Instructions to follow:
Each line that contains "información" needs to be copied from the listing.

= = = =

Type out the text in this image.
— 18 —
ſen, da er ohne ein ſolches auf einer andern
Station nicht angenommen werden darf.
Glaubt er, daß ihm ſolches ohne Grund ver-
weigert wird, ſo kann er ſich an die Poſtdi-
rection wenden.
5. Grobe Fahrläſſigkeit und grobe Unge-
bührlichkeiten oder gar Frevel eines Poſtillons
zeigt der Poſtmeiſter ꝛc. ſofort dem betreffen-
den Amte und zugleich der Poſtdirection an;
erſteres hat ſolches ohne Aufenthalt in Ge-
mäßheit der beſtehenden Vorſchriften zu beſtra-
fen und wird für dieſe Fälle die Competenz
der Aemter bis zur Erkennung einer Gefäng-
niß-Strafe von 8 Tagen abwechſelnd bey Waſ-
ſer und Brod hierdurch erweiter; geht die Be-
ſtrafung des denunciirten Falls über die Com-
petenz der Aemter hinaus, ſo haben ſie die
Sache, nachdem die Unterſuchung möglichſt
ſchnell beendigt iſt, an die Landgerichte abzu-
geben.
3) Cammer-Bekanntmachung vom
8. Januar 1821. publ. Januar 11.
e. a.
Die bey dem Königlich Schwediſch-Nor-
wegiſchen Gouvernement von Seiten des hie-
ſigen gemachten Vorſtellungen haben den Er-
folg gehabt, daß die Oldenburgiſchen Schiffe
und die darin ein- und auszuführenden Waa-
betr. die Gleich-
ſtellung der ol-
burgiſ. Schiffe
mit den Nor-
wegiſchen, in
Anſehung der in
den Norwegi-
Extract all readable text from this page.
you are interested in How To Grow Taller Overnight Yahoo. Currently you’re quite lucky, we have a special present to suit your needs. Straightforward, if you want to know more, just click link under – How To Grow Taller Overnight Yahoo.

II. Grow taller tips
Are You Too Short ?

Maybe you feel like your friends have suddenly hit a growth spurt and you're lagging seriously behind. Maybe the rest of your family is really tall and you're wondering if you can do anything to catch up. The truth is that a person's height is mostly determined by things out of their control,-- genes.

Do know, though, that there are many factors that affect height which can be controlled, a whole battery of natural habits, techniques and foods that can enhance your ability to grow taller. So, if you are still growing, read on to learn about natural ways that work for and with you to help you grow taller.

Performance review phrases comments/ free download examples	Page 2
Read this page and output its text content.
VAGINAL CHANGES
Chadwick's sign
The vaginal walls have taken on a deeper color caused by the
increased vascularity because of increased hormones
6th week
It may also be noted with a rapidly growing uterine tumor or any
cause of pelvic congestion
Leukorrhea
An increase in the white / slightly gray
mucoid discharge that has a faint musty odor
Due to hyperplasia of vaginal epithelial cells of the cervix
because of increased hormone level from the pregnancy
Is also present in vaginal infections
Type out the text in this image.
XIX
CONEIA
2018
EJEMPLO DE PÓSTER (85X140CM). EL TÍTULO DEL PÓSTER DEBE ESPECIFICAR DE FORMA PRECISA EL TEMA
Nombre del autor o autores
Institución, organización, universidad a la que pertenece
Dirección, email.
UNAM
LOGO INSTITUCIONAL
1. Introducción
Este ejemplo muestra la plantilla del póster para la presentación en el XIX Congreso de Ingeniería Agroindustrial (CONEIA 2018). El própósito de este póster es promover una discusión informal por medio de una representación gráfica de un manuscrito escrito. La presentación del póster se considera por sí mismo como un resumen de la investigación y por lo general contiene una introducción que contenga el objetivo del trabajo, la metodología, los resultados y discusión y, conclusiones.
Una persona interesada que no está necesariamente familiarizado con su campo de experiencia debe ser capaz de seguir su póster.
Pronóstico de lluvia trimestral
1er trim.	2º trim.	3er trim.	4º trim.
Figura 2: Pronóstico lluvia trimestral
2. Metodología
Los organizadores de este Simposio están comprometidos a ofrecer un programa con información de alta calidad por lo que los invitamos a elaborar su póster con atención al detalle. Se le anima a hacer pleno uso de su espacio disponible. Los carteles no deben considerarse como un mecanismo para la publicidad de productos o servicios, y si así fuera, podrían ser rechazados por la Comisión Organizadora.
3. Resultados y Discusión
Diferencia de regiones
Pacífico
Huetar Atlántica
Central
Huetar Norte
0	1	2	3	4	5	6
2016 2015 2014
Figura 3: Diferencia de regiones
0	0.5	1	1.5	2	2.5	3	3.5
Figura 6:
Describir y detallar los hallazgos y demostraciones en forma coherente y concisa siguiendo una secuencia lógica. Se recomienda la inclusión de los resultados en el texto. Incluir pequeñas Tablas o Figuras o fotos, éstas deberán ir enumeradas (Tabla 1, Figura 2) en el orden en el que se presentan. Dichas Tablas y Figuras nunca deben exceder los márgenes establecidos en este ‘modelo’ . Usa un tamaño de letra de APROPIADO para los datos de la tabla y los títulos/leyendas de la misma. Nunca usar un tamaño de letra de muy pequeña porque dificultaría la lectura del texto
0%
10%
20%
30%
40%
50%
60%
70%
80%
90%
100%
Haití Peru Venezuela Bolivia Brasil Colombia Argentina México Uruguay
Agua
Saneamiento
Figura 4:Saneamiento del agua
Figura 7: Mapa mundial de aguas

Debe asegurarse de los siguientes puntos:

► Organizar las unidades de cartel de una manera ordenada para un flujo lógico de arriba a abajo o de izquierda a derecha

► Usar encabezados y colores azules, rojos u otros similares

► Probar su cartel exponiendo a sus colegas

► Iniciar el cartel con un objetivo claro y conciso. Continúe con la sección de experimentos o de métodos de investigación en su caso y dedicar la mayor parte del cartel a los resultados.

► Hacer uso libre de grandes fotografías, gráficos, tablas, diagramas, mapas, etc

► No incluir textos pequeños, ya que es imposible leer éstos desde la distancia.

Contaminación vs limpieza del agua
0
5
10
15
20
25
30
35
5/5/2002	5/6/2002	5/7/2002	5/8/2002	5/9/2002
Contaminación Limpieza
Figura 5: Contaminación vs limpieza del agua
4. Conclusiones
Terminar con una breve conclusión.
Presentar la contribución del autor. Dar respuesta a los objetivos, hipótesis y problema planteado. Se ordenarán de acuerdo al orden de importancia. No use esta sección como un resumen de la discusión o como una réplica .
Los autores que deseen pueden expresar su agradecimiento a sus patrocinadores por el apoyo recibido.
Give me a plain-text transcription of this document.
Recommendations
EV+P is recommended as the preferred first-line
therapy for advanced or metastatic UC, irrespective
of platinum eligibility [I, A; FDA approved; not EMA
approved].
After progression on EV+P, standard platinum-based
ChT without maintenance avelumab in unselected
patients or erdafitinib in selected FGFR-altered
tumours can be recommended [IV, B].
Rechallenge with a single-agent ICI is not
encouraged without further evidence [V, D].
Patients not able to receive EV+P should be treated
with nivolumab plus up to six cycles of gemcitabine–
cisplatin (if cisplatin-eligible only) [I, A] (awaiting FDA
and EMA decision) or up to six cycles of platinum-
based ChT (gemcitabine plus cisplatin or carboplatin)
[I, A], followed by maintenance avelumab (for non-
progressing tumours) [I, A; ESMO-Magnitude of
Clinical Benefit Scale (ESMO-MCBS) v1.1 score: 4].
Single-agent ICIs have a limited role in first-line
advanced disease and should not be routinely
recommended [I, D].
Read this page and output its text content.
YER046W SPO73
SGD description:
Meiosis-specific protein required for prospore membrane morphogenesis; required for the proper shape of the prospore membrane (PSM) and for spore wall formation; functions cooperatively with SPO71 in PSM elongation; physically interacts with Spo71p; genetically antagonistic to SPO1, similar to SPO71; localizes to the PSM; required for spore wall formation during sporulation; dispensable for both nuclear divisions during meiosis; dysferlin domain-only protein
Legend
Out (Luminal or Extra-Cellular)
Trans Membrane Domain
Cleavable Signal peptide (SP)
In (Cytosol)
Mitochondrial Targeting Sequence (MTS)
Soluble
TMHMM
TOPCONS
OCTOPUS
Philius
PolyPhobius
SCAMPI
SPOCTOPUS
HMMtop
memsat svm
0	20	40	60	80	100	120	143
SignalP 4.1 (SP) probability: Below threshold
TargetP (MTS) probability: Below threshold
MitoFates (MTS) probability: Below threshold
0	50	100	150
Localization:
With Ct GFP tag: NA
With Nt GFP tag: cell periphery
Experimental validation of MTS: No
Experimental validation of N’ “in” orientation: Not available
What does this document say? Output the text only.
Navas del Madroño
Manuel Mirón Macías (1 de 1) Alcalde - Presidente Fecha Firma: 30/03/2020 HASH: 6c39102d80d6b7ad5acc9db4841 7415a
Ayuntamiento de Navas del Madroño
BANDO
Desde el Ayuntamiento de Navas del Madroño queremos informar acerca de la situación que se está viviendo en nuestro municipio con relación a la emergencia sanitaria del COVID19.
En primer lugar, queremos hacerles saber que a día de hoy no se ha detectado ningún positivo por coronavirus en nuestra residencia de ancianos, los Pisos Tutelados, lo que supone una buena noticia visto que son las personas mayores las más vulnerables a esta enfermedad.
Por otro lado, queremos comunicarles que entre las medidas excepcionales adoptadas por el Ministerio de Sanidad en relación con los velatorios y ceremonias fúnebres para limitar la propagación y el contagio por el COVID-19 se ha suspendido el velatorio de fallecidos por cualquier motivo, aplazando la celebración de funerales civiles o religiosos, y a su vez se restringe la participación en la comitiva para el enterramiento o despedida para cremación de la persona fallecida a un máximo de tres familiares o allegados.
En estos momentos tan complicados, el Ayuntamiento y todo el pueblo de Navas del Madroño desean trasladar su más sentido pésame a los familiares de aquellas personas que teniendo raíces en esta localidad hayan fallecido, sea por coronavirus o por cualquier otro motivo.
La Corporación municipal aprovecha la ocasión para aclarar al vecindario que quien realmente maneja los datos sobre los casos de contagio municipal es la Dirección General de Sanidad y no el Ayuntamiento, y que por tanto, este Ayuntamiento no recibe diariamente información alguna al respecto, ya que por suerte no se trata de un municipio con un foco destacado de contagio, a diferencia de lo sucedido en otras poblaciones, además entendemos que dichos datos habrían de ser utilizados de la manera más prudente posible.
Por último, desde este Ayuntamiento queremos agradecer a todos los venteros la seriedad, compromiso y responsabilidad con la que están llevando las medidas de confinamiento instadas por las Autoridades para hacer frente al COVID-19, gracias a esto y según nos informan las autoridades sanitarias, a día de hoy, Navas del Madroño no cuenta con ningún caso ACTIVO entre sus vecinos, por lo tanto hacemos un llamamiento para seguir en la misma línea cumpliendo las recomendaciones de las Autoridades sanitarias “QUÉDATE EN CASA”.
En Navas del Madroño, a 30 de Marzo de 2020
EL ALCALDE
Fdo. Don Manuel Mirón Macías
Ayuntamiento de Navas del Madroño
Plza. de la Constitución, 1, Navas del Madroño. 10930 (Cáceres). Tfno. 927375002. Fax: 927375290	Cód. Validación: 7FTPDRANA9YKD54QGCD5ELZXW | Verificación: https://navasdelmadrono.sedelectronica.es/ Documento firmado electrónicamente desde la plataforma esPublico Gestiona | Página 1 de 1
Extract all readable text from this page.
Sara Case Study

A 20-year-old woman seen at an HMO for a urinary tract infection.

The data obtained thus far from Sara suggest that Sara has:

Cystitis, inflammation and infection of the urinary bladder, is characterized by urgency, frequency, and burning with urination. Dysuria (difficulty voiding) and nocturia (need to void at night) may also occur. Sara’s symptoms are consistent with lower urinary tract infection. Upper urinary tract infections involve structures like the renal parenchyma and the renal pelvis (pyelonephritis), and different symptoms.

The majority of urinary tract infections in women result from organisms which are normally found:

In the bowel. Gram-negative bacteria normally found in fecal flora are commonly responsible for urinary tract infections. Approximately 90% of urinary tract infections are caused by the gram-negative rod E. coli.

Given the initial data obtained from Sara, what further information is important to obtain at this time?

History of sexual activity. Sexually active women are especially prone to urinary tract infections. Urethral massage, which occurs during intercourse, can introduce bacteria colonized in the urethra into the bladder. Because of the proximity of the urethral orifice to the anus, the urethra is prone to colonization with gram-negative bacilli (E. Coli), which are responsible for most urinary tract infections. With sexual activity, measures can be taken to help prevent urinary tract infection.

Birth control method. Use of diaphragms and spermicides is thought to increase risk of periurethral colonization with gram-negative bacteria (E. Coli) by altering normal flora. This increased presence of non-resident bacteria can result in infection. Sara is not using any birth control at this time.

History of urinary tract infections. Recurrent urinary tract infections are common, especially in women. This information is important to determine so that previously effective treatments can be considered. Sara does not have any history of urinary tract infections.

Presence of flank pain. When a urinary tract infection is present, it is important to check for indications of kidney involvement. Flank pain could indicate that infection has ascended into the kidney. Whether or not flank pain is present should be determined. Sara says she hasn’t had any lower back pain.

= = = =

Task solution:
Los organizadores de este Simposio están comprometidos a ofrecer un programa con información de alta calidad por lo que los invitamos a elaborar su póster con atención al detalle. Se le anima a hacer pleno uso de su espacio disponible. Los carteles no deben considerarse como un mecanismo para la publicidad de productos o servicios, y si así fuera, podrían ser rechazados por la Comisión Organizadora.
La Corporación municipal aprovecha la ocasión para aclarar al vecindario que quien realmente maneja los datos sobre los casos de contagio municipal es la Dirección General de Sanidad y no el Ayuntamiento, y que por tanto, este Ayuntamiento no recibe diariamente información alguna al respecto, ya que por suerte no se trata de un municipio con un foco destacado de contagio, a diferencia de lo sucedido en otras poblaciones, además entendemos que dichos datos habrían de ser utilizados de la manera más prudente posible.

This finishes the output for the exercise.